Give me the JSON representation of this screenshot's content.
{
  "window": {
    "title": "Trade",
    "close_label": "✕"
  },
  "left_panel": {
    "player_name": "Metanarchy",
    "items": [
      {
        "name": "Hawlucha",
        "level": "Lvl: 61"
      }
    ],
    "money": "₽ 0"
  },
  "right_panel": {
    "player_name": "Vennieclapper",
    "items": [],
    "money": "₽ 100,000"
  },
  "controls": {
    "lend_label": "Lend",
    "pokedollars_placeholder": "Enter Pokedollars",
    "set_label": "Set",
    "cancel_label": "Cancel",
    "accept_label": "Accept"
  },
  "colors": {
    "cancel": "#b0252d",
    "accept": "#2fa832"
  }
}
────────────────────
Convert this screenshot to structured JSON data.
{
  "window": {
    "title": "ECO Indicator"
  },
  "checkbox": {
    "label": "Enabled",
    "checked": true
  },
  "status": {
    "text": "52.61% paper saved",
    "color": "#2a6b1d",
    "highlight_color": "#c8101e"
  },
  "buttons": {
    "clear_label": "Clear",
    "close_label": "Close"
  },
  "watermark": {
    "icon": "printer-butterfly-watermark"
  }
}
────────────────────
What to do |
Collect every line above that contains the word "JSON".

Solved problem |
Give me the JSON representation of this screenshot's content.
Convert this screenshot to structured JSON data.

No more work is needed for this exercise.